#### WORK TO BE COMPLETED
Pick out the lines below that contain the string "Jika" and copy them all.

*** INPUT FOR THIS TASK ***

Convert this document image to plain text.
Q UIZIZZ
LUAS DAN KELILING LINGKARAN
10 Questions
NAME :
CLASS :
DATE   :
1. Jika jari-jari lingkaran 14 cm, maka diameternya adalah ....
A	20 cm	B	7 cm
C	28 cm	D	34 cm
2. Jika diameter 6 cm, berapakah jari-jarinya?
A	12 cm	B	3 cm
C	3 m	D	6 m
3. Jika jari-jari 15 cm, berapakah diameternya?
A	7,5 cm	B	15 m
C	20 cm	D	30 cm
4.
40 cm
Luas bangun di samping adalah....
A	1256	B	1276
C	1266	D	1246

***
*** INPUT FOR THIS TASK ***

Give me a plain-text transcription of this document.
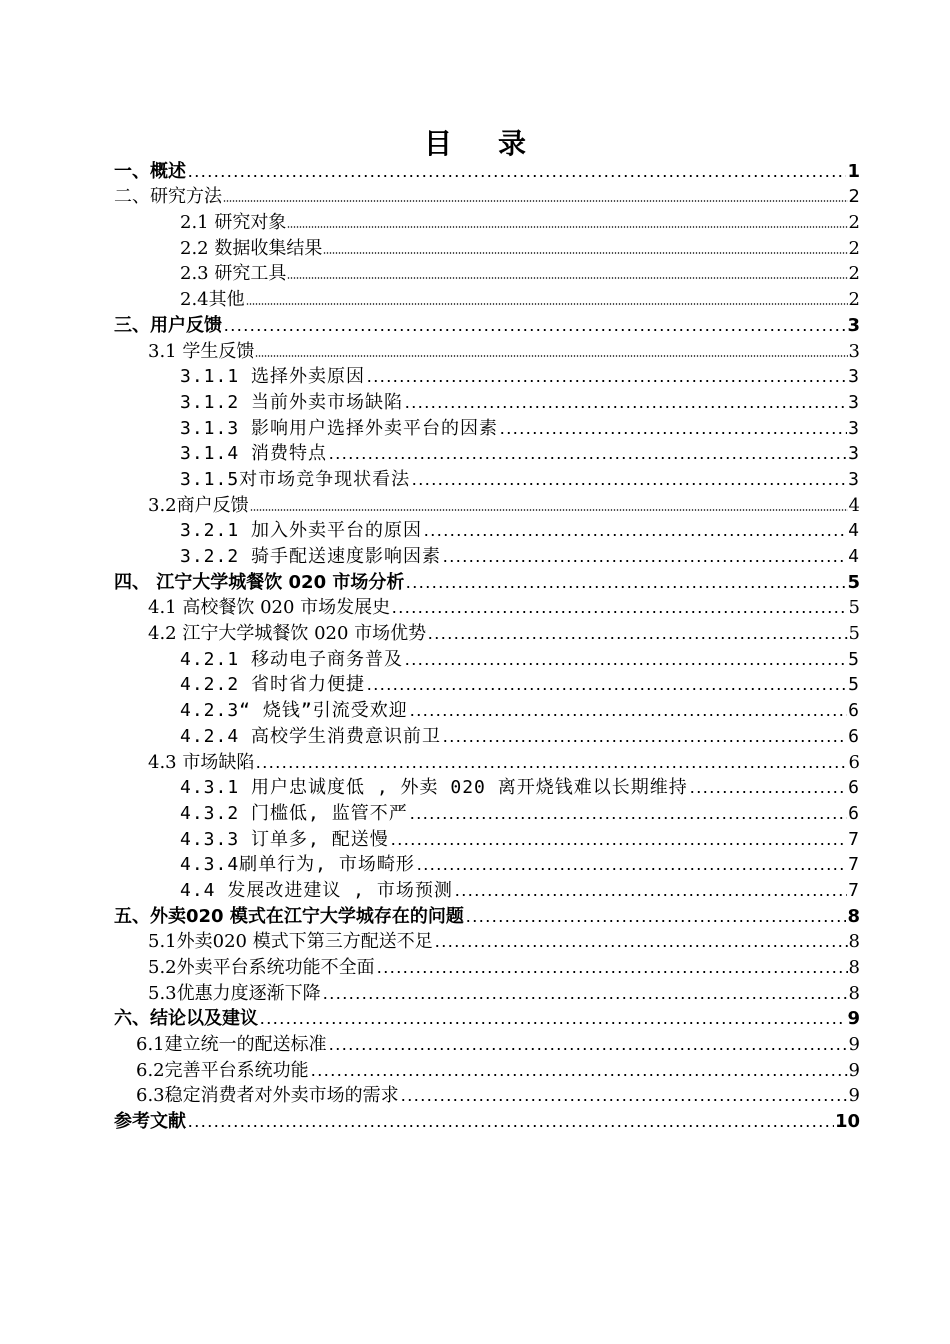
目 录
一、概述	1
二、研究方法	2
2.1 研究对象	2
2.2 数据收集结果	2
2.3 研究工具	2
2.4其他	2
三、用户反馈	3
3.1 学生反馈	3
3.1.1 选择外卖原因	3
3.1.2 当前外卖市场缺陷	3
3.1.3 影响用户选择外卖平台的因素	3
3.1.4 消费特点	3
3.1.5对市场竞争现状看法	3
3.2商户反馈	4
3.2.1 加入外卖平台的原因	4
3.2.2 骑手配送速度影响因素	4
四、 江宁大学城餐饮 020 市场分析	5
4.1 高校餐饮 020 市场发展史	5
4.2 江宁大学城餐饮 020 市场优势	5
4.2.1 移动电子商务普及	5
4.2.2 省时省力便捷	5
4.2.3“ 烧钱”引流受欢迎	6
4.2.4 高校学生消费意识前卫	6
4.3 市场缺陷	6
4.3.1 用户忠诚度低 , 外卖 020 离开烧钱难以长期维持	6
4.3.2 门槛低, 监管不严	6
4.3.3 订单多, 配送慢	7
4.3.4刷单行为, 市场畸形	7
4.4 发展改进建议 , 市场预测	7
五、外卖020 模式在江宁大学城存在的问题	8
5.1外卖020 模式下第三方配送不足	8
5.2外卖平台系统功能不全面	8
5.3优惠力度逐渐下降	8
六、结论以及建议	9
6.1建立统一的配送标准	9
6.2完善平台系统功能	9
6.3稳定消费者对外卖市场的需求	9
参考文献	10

***

#### FULL SOLUTION
1. Jika jari-jari lingkaran 14 cm, maka diameternya adalah ....
2. Jika diameter 6 cm, berapakah jari-jarinya?
3. Jika jari-jari 15 cm, berapakah diameternya?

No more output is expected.